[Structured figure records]
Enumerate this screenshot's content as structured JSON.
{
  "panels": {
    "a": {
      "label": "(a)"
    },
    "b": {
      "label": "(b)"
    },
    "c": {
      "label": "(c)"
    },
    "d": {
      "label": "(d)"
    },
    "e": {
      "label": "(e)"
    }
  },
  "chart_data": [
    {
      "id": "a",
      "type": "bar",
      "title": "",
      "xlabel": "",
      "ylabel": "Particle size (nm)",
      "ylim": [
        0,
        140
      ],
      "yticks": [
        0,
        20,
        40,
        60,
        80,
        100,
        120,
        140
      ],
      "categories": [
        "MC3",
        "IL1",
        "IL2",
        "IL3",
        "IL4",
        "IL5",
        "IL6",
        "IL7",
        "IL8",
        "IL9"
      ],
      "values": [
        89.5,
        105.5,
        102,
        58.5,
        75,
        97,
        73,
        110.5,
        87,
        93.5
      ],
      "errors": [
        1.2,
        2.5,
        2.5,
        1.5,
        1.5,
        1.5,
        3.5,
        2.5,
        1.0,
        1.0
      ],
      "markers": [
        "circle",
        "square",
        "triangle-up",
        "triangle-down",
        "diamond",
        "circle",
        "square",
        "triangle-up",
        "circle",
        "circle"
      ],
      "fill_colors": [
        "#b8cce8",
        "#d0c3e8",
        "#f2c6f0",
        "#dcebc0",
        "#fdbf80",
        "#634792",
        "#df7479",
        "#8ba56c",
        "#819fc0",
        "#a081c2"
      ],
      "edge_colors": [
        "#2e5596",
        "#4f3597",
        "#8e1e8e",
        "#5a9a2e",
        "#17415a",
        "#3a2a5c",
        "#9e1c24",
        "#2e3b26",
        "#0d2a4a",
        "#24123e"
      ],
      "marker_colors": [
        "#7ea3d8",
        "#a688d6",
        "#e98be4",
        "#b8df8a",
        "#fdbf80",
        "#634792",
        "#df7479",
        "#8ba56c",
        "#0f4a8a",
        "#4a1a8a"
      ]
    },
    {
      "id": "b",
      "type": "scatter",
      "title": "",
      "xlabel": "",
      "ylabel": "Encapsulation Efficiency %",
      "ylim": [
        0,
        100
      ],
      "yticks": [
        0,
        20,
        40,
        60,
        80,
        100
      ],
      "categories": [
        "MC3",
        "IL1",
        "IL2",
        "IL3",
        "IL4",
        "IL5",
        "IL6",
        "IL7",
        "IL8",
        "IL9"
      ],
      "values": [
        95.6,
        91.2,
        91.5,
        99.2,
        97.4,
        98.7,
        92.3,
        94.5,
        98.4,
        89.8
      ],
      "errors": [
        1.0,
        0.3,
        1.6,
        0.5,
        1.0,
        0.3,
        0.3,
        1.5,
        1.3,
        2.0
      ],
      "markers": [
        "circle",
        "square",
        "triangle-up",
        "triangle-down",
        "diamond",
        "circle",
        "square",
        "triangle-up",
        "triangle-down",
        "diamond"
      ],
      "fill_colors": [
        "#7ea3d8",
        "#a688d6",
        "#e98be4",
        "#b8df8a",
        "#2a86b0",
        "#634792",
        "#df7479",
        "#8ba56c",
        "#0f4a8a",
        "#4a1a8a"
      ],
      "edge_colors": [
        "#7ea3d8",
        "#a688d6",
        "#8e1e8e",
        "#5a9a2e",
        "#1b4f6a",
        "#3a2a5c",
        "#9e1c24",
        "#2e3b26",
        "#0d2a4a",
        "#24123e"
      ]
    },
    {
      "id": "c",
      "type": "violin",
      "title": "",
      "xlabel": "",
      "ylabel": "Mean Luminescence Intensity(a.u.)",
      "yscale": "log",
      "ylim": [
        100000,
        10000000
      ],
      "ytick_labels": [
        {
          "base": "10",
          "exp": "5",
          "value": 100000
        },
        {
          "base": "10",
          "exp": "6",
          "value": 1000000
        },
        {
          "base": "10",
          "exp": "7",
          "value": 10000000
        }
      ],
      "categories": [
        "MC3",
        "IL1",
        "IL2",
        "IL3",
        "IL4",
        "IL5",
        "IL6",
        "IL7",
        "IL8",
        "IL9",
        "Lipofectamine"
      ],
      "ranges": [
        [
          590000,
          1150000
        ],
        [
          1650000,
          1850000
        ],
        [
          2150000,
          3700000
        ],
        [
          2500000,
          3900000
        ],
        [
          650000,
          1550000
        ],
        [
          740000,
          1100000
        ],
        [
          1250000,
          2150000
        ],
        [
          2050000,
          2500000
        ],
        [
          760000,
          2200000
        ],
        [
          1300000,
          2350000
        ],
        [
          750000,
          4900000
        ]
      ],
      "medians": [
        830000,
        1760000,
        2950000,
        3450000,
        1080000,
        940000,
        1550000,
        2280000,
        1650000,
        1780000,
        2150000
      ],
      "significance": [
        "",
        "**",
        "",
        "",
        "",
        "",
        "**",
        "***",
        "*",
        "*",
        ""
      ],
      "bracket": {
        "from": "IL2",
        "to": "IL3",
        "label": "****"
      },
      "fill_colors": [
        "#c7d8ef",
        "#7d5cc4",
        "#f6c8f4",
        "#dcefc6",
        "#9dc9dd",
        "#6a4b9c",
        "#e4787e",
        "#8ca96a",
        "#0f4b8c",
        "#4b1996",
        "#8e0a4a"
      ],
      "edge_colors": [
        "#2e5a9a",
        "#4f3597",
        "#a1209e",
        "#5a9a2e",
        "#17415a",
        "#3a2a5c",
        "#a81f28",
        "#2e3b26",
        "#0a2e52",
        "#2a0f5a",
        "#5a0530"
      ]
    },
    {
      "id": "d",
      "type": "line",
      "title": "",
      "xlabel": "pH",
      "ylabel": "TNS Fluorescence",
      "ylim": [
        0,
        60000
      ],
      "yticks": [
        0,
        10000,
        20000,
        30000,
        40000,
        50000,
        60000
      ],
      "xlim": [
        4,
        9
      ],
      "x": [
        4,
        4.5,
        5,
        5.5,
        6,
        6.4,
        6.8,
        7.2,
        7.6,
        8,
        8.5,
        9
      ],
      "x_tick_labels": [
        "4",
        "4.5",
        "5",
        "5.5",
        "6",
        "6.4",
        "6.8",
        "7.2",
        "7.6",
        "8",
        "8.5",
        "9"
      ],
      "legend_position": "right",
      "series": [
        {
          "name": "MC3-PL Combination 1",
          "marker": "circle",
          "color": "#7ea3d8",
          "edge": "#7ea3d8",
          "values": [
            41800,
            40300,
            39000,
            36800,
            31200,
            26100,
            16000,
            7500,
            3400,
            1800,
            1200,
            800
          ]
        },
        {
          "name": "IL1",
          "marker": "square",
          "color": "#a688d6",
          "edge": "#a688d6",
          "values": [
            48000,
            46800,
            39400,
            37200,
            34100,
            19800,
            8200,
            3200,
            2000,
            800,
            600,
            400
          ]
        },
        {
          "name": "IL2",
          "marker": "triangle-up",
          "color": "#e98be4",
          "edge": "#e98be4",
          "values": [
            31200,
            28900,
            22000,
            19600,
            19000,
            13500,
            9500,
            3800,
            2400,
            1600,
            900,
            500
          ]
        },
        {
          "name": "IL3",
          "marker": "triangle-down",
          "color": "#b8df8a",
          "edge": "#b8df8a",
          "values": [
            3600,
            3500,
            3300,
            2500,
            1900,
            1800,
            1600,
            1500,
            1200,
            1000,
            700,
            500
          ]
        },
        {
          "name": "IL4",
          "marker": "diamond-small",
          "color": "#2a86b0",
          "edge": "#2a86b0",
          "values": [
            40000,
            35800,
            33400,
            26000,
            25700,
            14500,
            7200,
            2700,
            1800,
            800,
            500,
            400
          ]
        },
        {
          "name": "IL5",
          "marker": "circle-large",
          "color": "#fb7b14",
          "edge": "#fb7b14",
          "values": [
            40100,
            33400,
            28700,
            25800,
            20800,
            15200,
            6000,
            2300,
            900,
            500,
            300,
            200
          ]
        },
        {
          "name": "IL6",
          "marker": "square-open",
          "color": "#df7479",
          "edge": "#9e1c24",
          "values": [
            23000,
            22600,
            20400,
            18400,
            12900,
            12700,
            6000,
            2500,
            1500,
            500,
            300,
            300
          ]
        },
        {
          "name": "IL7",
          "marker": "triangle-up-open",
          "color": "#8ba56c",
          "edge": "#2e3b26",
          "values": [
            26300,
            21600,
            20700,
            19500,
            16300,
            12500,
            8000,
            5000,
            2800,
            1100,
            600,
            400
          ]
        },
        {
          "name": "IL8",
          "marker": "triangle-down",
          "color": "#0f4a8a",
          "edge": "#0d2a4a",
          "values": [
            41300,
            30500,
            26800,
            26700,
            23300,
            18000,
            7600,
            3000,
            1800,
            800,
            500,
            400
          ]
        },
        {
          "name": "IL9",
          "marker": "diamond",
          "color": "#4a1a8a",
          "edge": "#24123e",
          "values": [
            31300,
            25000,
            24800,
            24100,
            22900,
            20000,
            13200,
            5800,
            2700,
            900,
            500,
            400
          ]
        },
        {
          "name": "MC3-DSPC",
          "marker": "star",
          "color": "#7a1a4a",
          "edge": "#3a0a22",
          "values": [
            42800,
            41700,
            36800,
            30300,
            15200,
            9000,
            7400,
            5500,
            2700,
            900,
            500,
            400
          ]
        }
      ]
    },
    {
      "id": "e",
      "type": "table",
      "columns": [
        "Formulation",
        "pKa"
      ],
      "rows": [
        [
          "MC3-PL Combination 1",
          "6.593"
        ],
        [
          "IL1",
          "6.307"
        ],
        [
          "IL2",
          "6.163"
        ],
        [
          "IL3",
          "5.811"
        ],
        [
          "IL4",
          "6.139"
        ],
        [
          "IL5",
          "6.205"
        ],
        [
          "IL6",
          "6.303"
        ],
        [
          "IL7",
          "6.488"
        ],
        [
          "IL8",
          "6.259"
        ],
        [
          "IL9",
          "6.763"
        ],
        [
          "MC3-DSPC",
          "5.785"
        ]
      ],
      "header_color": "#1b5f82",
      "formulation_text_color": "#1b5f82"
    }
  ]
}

§ SHORT PROBLEM: Pick out each line above that includes "open" and show it.

§ CORRECT OUTPUT:
          "marker": "square-open",
          "marker": "triangle-up-open",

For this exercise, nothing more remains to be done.